● What the exercise asks
Copy each line in the data that includes the word "Univariable".

Input data below:

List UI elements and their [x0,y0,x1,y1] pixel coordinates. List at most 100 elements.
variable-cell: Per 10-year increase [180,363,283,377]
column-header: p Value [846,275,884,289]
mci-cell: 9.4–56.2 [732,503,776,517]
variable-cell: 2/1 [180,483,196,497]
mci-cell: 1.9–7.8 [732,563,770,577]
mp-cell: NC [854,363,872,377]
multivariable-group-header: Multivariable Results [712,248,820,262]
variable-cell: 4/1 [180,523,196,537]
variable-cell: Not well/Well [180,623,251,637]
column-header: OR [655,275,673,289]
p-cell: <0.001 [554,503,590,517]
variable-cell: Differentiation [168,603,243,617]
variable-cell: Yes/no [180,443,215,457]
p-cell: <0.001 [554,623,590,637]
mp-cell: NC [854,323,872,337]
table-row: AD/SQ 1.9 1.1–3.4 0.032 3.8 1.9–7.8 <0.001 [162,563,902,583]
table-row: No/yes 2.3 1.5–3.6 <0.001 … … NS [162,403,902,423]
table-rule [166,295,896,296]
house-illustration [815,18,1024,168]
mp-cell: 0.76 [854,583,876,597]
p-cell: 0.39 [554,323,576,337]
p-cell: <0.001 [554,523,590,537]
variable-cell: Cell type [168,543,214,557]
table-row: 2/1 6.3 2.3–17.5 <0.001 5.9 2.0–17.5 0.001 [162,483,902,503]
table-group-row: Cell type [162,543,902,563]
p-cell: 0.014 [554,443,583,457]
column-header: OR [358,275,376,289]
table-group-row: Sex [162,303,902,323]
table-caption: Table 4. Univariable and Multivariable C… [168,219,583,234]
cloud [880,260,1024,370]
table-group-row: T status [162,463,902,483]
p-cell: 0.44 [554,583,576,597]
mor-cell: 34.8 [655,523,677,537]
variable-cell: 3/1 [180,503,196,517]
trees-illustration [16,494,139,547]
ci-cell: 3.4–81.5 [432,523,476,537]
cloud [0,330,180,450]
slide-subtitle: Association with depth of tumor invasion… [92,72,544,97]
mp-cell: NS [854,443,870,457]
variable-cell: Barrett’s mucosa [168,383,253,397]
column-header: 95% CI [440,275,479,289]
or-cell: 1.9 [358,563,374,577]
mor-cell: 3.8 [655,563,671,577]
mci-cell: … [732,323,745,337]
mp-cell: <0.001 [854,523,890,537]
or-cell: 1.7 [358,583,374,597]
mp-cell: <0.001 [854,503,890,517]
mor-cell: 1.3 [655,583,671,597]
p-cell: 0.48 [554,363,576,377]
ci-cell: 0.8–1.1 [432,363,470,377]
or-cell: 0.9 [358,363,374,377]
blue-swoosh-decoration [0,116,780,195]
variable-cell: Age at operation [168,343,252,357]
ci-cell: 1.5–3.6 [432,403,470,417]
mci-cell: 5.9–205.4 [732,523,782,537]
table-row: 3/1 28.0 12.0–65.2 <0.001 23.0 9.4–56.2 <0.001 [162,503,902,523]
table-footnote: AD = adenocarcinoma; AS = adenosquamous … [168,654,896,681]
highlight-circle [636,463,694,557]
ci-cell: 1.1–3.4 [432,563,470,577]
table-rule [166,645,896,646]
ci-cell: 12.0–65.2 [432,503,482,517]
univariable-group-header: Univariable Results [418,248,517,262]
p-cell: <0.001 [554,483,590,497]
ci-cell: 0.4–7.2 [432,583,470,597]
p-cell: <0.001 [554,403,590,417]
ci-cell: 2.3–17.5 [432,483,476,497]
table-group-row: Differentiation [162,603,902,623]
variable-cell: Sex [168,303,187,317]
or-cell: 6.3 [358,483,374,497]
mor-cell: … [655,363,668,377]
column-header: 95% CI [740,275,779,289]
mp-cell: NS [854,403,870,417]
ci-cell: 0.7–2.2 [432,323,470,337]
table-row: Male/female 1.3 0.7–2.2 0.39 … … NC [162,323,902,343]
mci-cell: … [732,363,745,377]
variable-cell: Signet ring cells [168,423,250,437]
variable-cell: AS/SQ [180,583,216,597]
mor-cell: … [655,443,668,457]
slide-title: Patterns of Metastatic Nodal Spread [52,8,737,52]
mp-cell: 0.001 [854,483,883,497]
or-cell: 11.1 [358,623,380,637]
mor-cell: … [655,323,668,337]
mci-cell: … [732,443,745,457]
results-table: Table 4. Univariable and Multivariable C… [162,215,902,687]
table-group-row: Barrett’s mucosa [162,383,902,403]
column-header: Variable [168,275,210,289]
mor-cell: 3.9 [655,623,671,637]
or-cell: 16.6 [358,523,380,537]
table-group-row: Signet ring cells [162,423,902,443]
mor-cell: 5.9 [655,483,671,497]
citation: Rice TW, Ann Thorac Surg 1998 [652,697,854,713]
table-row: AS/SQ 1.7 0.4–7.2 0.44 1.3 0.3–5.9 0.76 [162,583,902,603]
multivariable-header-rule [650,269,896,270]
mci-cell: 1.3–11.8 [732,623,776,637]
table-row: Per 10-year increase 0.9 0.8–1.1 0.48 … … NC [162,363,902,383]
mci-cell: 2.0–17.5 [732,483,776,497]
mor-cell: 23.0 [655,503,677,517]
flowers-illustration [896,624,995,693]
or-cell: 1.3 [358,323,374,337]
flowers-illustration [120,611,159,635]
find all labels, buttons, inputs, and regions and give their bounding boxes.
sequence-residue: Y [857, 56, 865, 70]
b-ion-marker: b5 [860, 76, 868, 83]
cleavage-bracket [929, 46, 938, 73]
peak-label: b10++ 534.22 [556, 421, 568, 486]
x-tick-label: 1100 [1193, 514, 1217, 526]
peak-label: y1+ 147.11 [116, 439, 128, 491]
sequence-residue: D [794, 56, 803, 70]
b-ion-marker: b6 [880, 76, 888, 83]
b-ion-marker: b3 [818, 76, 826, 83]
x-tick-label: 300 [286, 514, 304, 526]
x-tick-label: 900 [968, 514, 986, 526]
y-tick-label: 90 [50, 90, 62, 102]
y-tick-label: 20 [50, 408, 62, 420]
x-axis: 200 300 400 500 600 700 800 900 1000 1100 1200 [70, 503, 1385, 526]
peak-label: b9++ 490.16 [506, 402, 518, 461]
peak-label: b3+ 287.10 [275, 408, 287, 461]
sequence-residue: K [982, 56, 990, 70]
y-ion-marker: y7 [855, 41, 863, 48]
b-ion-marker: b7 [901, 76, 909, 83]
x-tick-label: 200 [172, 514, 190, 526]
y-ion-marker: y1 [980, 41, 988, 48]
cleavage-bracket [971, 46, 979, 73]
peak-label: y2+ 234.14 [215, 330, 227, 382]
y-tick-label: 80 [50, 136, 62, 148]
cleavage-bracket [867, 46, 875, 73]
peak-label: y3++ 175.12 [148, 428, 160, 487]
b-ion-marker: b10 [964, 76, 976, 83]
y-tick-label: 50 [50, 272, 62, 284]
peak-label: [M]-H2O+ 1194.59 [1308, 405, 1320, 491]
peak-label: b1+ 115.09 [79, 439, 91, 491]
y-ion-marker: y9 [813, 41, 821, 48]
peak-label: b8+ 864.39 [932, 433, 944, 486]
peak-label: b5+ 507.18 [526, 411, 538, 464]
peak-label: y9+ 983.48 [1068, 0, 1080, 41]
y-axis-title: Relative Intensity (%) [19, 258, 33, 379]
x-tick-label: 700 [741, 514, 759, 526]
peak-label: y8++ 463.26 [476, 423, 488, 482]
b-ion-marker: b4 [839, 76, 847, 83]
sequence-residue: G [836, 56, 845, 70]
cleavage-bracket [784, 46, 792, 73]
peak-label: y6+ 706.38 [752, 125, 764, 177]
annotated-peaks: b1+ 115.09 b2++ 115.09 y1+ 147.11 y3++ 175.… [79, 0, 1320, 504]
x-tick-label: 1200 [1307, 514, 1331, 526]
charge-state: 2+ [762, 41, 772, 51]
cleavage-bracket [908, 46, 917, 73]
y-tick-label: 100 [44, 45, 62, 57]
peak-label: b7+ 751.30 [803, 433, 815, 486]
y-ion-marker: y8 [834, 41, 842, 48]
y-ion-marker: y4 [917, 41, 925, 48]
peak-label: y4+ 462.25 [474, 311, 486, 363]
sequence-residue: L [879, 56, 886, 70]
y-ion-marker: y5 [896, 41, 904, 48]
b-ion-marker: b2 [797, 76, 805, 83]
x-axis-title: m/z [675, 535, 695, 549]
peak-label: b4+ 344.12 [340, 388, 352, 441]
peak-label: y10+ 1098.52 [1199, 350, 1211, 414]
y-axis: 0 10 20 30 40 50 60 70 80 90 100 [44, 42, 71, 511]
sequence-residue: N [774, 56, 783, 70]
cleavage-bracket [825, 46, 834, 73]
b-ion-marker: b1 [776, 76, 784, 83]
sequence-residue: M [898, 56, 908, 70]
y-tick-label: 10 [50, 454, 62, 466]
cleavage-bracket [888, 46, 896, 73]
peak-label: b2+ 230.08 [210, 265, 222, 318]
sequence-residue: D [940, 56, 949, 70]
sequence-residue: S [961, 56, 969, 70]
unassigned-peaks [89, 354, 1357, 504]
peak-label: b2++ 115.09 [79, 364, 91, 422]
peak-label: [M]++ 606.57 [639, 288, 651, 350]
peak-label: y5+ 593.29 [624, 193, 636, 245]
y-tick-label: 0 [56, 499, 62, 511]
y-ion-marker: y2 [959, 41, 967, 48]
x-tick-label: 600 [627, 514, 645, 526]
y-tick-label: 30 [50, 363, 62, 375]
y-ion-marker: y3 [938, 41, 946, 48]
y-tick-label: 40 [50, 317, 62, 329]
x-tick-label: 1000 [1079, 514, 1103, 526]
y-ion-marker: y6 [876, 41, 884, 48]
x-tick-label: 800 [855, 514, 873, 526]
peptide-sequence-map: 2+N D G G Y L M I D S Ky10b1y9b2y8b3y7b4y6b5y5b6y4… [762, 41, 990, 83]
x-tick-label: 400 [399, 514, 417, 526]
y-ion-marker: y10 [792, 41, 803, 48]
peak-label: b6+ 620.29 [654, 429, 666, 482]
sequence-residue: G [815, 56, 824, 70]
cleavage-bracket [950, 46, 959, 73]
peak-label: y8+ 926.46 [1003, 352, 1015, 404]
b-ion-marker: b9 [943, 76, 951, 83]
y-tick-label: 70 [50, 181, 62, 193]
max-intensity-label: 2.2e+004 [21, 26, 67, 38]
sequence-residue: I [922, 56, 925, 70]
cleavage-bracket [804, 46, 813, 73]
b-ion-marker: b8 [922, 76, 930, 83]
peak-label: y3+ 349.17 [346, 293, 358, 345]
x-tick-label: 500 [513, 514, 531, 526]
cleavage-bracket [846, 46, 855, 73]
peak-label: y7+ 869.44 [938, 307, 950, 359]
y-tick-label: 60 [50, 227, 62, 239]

End of Input data.

● Reply to the task
table-caption: Table 4. Univariable and Multivariable C… [168,219,583,234]
univariable-group-header: Univariable Results [418,248,517,262]
results-table: Table 4. Univariable and Multivariable C… [162,215,902,687]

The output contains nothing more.